• WRITTEN PROBLEM
Please output the lines shown below exactly as they appear.

= = = = =

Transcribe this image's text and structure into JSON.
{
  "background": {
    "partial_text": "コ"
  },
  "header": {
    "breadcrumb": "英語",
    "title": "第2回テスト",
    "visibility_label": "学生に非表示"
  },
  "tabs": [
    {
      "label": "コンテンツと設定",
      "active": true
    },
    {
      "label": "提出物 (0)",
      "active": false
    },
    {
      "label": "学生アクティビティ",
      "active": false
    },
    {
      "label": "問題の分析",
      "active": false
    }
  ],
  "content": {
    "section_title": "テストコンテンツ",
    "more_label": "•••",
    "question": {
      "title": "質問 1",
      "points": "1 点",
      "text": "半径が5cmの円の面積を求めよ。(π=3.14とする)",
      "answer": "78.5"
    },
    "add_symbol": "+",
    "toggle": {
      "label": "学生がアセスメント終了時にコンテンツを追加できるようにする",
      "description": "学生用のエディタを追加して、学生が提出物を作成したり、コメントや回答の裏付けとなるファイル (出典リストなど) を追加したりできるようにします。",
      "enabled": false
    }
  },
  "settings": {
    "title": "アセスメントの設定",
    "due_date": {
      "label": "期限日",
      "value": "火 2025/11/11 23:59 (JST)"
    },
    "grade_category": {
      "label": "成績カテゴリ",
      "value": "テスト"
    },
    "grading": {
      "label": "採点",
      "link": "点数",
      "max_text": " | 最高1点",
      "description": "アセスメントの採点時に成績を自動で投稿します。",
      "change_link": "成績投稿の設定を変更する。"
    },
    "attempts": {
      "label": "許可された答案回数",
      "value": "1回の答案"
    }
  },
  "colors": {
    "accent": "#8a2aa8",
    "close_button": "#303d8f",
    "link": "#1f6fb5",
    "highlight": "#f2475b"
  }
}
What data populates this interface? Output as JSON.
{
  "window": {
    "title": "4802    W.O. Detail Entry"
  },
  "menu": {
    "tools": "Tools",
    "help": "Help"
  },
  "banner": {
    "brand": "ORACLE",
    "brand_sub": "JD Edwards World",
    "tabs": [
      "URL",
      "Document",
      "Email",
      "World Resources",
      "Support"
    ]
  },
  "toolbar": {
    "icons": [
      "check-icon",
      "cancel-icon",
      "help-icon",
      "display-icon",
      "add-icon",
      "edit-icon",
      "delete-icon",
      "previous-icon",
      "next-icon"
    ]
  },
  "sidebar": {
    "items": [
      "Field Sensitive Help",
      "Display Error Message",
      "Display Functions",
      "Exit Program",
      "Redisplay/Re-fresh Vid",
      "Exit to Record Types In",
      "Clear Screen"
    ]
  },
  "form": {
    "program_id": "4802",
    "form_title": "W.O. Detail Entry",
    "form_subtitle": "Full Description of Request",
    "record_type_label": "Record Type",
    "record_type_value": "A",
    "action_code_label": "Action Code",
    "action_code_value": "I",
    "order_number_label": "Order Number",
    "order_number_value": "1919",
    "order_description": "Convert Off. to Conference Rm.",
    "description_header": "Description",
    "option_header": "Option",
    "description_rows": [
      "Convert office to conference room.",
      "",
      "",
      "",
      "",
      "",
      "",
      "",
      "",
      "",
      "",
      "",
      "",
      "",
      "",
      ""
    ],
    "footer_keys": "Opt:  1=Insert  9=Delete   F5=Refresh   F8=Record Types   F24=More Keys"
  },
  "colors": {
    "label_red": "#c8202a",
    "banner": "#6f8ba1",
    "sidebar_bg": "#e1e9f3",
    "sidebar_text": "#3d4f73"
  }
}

= = = = =

• ANSWER TO THE EXERCISE
Transcribe this image's text and structure into JSON.
{
  "background": {
    "partial_text": "コ"
  },
  "header": {
    "breadcrumb": "英語",
    "title": "第2回テスト",
    "visibility_label": "学生に非表示"
  },
  "tabs": [
    {
      "label": "コンテンツと設定",
      "active": true
    },
    {
      "label": "提出物 (0)",
      "active": false
    },
    {
      "label": "学生アクティビティ",
      "active": false
    },
    {
      "label": "問題の分析",
      "active": false
    }
  ],
  "content": {
    "section_title": "テストコンテンツ",
    "more_label": "•••",
    "question": {
      "title": "質問 1",
      "points": "1 点",
      "text": "半径が5cmの円の面積を求めよ。(π=3.14とする)",
      "answer": "78.5"
    },
    "add_symbol": "+",
    "toggle": {
      "label": "学生がアセスメント終了時にコンテンツを追加できるようにする",
      "description": "学生用のエディタを追加して、学生が提出物を作成したり、コメントや回答の裏付けとなるファイル (出典リストなど) を追加したりできるようにします。",
      "enabled": false
    }
  },
  "settings": {
    "title": "アセスメントの設定",
    "due_date": {
      "label": "期限日",
      "value": "火 2025/11/11 23:59 (JST)"
    },
    "grade_category": {
      "label": "成績カテゴリ",
      "value": "テスト"
    },
    "grading": {
      "label": "採点",
      "link": "点数",
      "max_text": " | 最高1点",
      "description": "アセスメントの採点時に成績を自動で投稿します。",
      "change_link": "成績投稿の設定を変更する。"
    },
    "attempts": {
      "label": "許可された答案回数",
      "value": "1回の答案"
    }
  },
  "colors": {
    "accent": "#8a2aa8",
    "close_button": "#303d8f",
    "link": "#1f6fb5",
    "highlight": "#f2475b"
  }
}
What data populates this interface? Output as JSON.
{
  "window": {
    "title": "4802    W.O. Detail Entry"
  },
  "menu": {
    "tools": "Tools",
    "help": "Help"
  },
  "banner": {
    "brand": "ORACLE",
    "brand_sub": "JD Edwards World",
    "tabs": [
      "URL",
      "Document",
      "Email",
      "World Resources",
      "Support"
    ]
  },
  "toolbar": {
    "icons": [
      "check-icon",
      "cancel-icon",
      "help-icon",
      "display-icon",
      "add-icon",
      "edit-icon",
      "delete-icon",
      "previous-icon",
      "next-icon"
    ]
  },
  "sidebar": {
    "items": [
      "Field Sensitive Help",
      "Display Error Message",
      "Display Functions",
      "Exit Program",
      "Redisplay/Re-fresh Vid",
      "Exit to Record Types In",
      "Clear Screen"
    ]
  },
  "form": {
    "program_id": "4802",
    "form_title": "W.O. Detail Entry",
    "form_subtitle": "Full Description of Request",
    "record_type_label": "Record Type",
    "record_type_value": "A",
    "action_code_label": "Action Code",
    "action_code_value": "I",
    "order_number_label": "Order Number",
    "order_number_value": "1919",
    "order_description": "Convert Off. to Conference Rm.",
    "description_header": "Description",
    "option_header": "Option",
    "description_rows": [
      "Convert office to conference room.",
      "",
      "",
      "",
      "",
      "",
      "",
      "",
      "",
      "",
      "",
      "",
      "",
      "",
      "",
      ""
    ],
    "footer_keys": "Opt:  1=Insert  9=Delete   F5=Refresh   F8=Record Types   F24=More Keys"
  },
  "colors": {
    "label_red": "#c8202a",
    "banner": "#6f8ba1",
    "sidebar_bg": "#e1e9f3",
    "sidebar_text": "#3d4f73"
  }
}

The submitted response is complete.